ACTION ITEM: Pick every line out of the entries below that has the string "improvement", and copy it.

GIVEN RECORDS:
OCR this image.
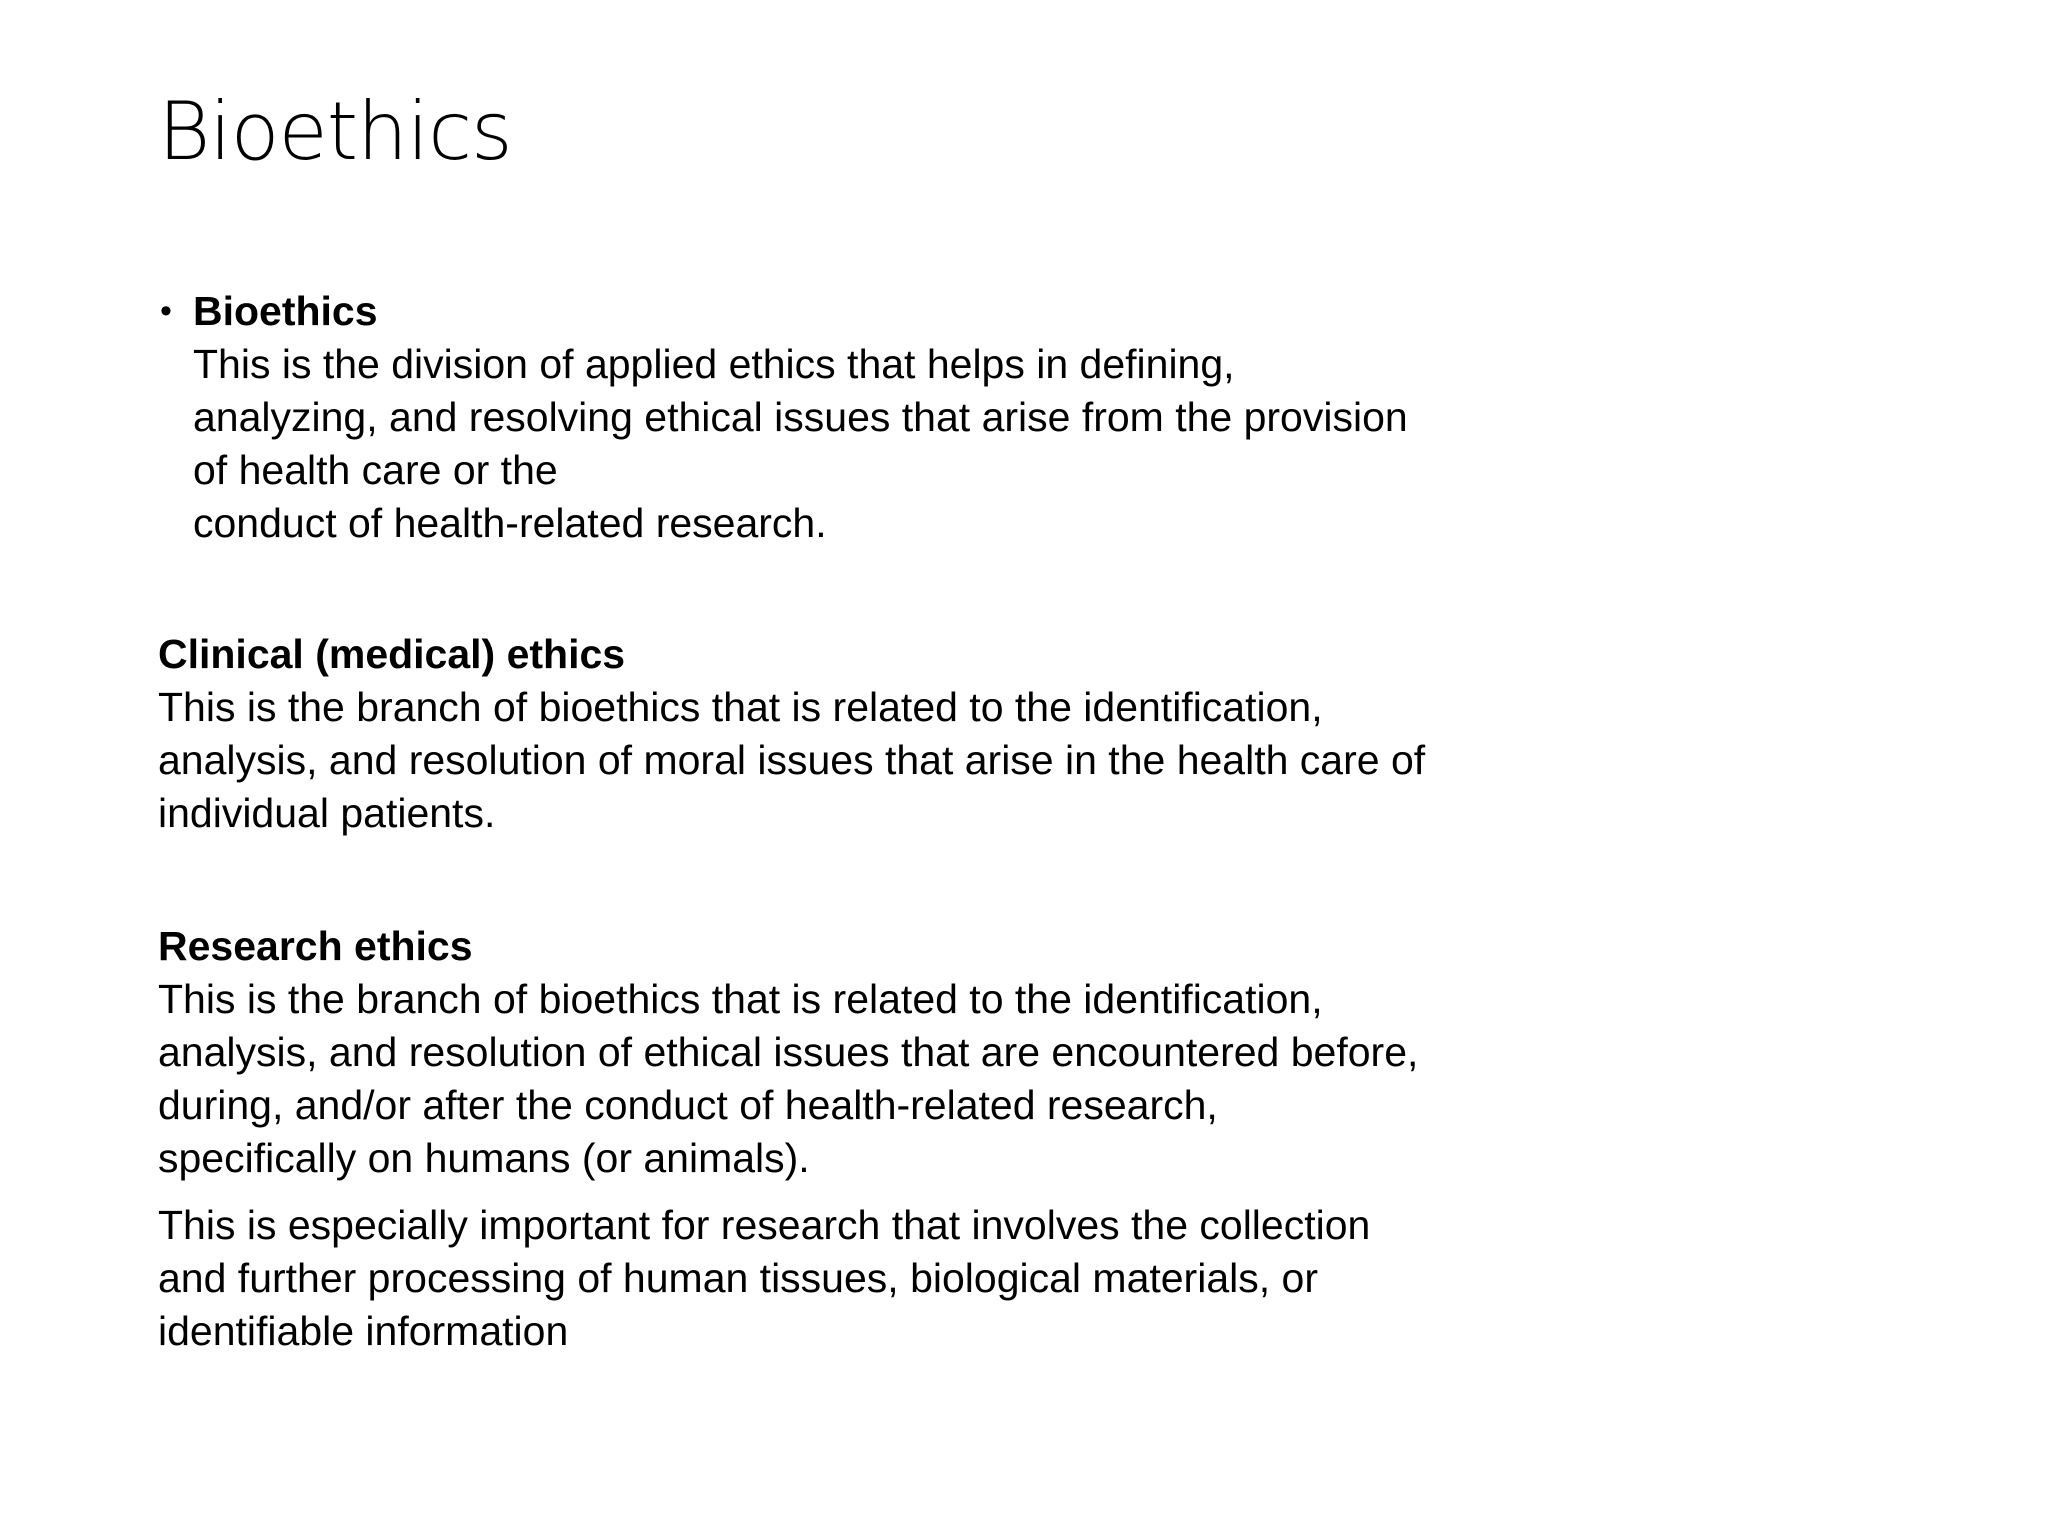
Bioethics
• Bioethics
This is the division of applied ethics that helps in defining,
analyzing, and resolving ethical issues that arise from the provision
of health care or the
conduct of health-related research.
Clinical (medical) ethics
This is the branch of bioethics that is related to the identification,
analysis, and resolution of moral issues that arise in the health care of
individual patients.
Research ethics
This is the branch of bioethics that is related to the identification,
analysis, and resolution of ethical issues that are encountered before,
during, and/or after the conduct of health-related research,
specifically on humans (or animals).
This is especially important for research that involves the collection
and further processing of human tissues, biological materials, or
identifiable information
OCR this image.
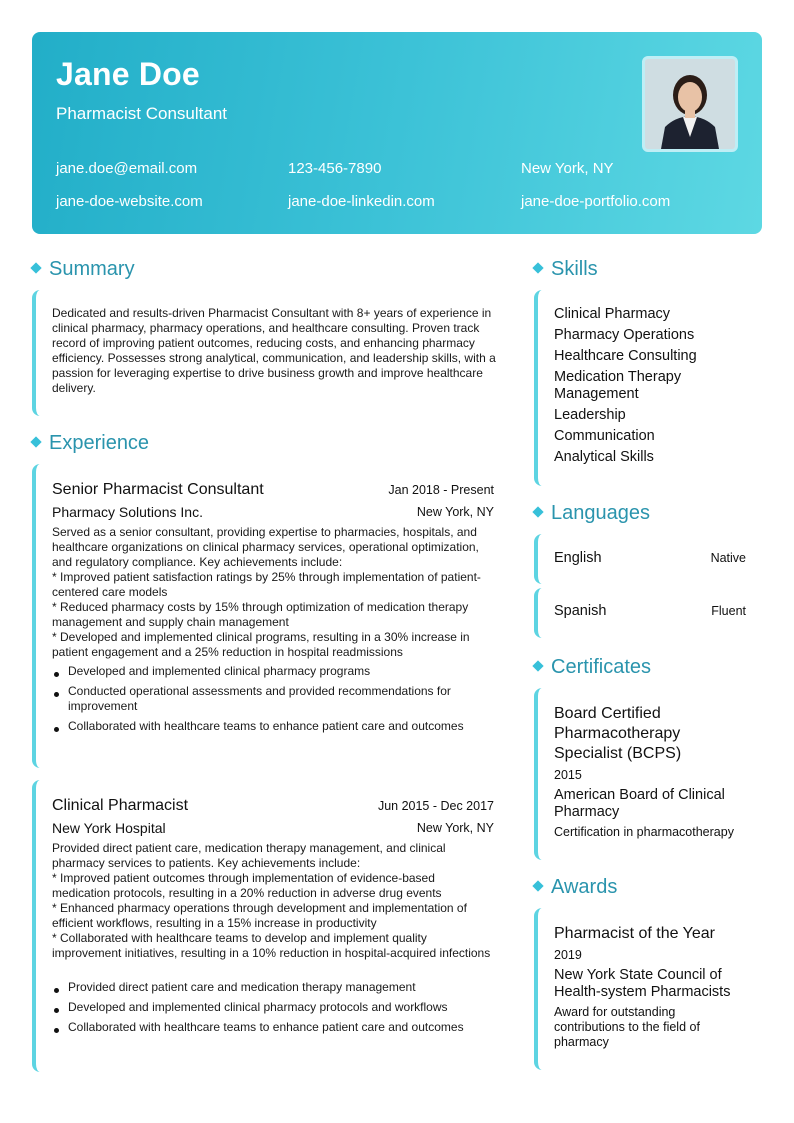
Jane Doe
Pharmacist Consultant
jane.doe@email.com	123-456-7890	New York, NY
jane-doe-website.com	jane-doe-linkedin.com	jane-doe-portfolio.com
Summary
Dedicated and results-driven Pharmacist Consultant with 8+ years of experience in clinical pharmacy, pharmacy operations, and healthcare consulting. Proven track record of improving patient outcomes, reducing costs, and enhancing pharmacy efficiency. Possesses strong analytical, communication, and leadership skills, with a passion for leveraging expertise to drive business growth and improve healthcare delivery.
Experience
Senior Pharmacist Consultant	Jan 2018 - Present
Pharmacy Solutions Inc.	New York, NY
Served as a senior consultant, providing expertise to pharmacies, hospitals, and healthcare organizations on clinical pharmacy services, operational optimization, and regulatory compliance. Key achievements include:
* Improved patient satisfaction ratings by 25% through implementation of patient-centered care models
* Reduced pharmacy costs by 15% through optimization of medication therapy management and supply chain management
* Developed and implemented clinical programs, resulting in a 30% increase in patient engagement and a 25% reduction in hospital readmissions
Developed and implemented clinical pharmacy programs
Conducted operational assessments and provided recommendations for improvement
Collaborated with healthcare teams to enhance patient care and outcomes
Clinical Pharmacist	Jun 2015 - Dec 2017
New York Hospital	New York, NY
Provided direct patient care, medication therapy management, and clinical pharmacy services to patients. Key achievements include:
* Improved patient outcomes through implementation of evidence-based medication protocols, resulting in a 20% reduction in adverse drug events
* Enhanced pharmacy operations through development and implementation of efficient workflows, resulting in a 15% increase in productivity
* Collaborated with healthcare teams to develop and implement quality improvement initiatives, resulting in a 10% reduction in hospital-acquired infections
Provided direct patient care and medication therapy management
Developed and implemented clinical pharmacy protocols and workflows
Collaborated with healthcare teams to enhance patient care and outcomes
Skills
Clinical Pharmacy
Pharmacy Operations
Healthcare Consulting
Medication Therapy Management
Leadership
Communication
Analytical Skills
Languages
English	Native
Spanish	Fluent
Certificates
Board Certified Pharmacotherapy Specialist (BCPS)
2015
American Board of Clinical Pharmacy
Certification in pharmacotherapy
Awards
Pharmacist of the Year
2019
New York State Council of Health-system Pharmacists
Award for outstanding contributions to the field of pharmacy
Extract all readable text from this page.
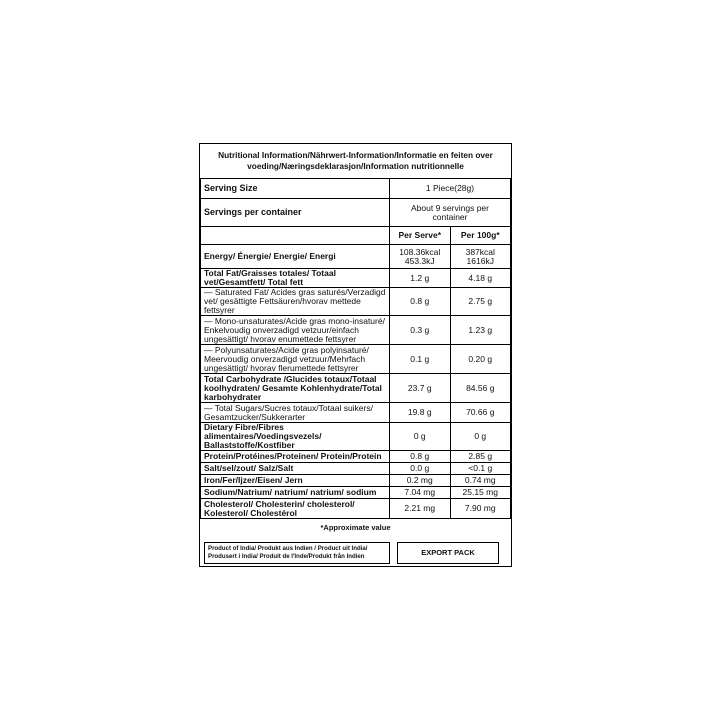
Nutritional Information/Nährwert-Information/Informatie en feiten over voeding/Næringsdeklarasjon/Information nutritionnelle
Serving Size	1 Piece(28g)	
Servings per container	About 9 servings per container	
	Per Serve*	Per 100g*
Energy/ Énergie/ Energie/ Energi	108.36kcal 453.3kJ	387kcal 1616kJ
Total Fat/Graisses totales/ Totaal vet/Gesamtfett/ Total fett	1.2 g	4.18 g
— Saturated Fat/ Acides gras saturés/Verzadigd vet/ gesättigte Fettsäuren/hvorav mettede fettsyrer	0.8 g	2.75 g
— Mono-unsaturates/Acide gras mono-insaturé/ Enkelvoudig onverzadigd vetzuur/einfach ungesättigt/ hvorav enumettede fettsyrer	0.3 g	1.23 g
— Polyunsaturates/Acide gras polyinsaturé/ Meervoudig onverzadigd vetzuur/Mehrfach ungesättigt/ hvorav flerumettede fettsyrer	0.1 g	0.20 g
Total Carbohydrate /Glucides totaux/Totaal koolhydraten/ Gesamte Kohlenhydrate/Total karbohydrater	23.7 g	84.56 g
— Total Sugars/Sucres totaux/Totaal suikers/ Gesamtzucker/Sukkerarter	19.8 g	70.66 g
Dietary Fibre/Fibres alimentaires/Voedingsvezels/ Ballaststoffe/Kostfiber	0 g	0 g
Protein/Protéines/Proteinen/ Protein/Protein	0.8 g	2.85 g
Salt/sel/zout/ Salz/Salt	0.0 g	<0.1 g
Iron/Fer/Ijzer/Eisen/ Jern	0.2 mg	0.74 mg
Sodium/Natrium/ natrium/ natrium/ sodium	7.04 mg	25.15 mg
Cholesterol/ Cholesterin/ cholesterol/ Kolesterol/ Cholestérol	2.21 mg	7.90 mg
*Approximate value
Product of India/ Produkt aus Indien / Product uit India/ Produsert i India/ Produit de l'Inde/Produkt från Indien	EXPORT PACK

OUTPUT BELOW:
Conducted operational assessments and provided recommendations for improvement
* Collaborated with healthcare teams to develop and implement quality improvement initiatives, resulting in a 10% reduction in hospital-acquired infections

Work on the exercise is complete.